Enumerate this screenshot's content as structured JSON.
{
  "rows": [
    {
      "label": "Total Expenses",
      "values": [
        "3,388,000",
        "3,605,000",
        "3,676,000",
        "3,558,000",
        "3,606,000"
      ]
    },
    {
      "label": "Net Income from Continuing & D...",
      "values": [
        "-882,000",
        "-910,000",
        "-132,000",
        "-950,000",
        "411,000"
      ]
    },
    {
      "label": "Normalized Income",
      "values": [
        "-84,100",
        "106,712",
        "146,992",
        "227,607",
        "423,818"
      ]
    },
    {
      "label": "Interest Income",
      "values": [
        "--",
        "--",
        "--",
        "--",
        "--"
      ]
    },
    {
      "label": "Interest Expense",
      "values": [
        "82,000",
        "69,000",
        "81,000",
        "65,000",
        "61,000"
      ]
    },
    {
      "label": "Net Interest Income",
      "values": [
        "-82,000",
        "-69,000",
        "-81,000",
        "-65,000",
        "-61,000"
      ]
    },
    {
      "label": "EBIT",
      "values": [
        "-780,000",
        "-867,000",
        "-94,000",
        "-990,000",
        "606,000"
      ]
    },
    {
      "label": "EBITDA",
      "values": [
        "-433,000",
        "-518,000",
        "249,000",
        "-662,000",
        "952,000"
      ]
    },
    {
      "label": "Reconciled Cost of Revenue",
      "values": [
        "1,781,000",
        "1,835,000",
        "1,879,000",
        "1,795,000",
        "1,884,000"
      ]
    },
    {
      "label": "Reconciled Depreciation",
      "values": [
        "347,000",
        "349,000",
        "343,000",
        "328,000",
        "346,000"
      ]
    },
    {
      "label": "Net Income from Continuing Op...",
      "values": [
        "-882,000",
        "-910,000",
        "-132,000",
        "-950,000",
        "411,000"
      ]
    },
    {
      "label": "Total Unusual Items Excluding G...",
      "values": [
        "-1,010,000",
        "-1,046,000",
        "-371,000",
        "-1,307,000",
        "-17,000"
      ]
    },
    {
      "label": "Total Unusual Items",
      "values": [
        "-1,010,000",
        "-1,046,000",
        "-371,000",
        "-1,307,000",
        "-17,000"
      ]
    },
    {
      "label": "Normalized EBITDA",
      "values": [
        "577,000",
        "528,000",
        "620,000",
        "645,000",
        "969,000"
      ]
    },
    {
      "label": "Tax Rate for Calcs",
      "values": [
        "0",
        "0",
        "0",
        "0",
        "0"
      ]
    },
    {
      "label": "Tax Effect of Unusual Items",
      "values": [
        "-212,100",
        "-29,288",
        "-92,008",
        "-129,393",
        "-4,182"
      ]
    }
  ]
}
____________
**The task**
Using the material above, print every entry exactly as written.

**Task answer**
Enumerate this screenshot's content as structured JSON.
{
  "rows": [
    {
      "label": "Total Expenses",
      "values": [
        "3,388,000",
        "3,605,000",
        "3,676,000",
        "3,558,000",
        "3,606,000"
      ]
    },
    {
      "label": "Net Income from Continuing & D...",
      "values": [
        "-882,000",
        "-910,000",
        "-132,000",
        "-950,000",
        "411,000"
      ]
    },
    {
      "label": "Normalized Income",
      "values": [
        "-84,100",
        "106,712",
        "146,992",
        "227,607",
        "423,818"
      ]
    },
    {
      "label": "Interest Income",
      "values": [
        "--",
        "--",
        "--",
        "--",
        "--"
      ]
    },
    {
      "label": "Interest Expense",
      "values": [
        "82,000",
        "69,000",
        "81,000",
        "65,000",
        "61,000"
      ]
    },
    {
      "label": "Net Interest Income",
      "values": [
        "-82,000",
        "-69,000",
        "-81,000",
        "-65,000",
        "-61,000"
      ]
    },
    {
      "label": "EBIT",
      "values": [
        "-780,000",
        "-867,000",
        "-94,000",
        "-990,000",
        "606,000"
      ]
    },
    {
      "label": "EBITDA",
      "values": [
        "-433,000",
        "-518,000",
        "249,000",
        "-662,000",
        "952,000"
      ]
    },
    {
      "label": "Reconciled Cost of Revenue",
      "values": [
        "1,781,000",
        "1,835,000",
        "1,879,000",
        "1,795,000",
        "1,884,000"
      ]
    },
    {
      "label": "Reconciled Depreciation",
      "values": [
        "347,000",
        "349,000",
        "343,000",
        "328,000",
        "346,000"
      ]
    },
    {
      "label": "Net Income from Continuing Op...",
      "values": [
        "-882,000",
        "-910,000",
        "-132,000",
        "-950,000",
        "411,000"
      ]
    },
    {
      "label": "Total Unusual Items Excluding G...",
      "values": [
        "-1,010,000",
        "-1,046,000",
        "-371,000",
        "-1,307,000",
        "-17,000"
      ]
    },
    {
      "label": "Total Unusual Items",
      "values": [
        "-1,010,000",
        "-1,046,000",
        "-371,000",
        "-1,307,000",
        "-17,000"
      ]
    },
    {
      "label": "Normalized EBITDA",
      "values": [
        "577,000",
        "528,000",
        "620,000",
        "645,000",
        "969,000"
      ]
    },
    {
      "label": "Tax Rate for Calcs",
      "values": [
        "0",
        "0",
        "0",
        "0",
        "0"
      ]
    },
    {
      "label": "Tax Effect of Unusual Items",
      "values": [
        "-212,100",
        "-29,288",
        "-92,008",
        "-129,393",
        "-4,182"
      ]
    }
  ]
}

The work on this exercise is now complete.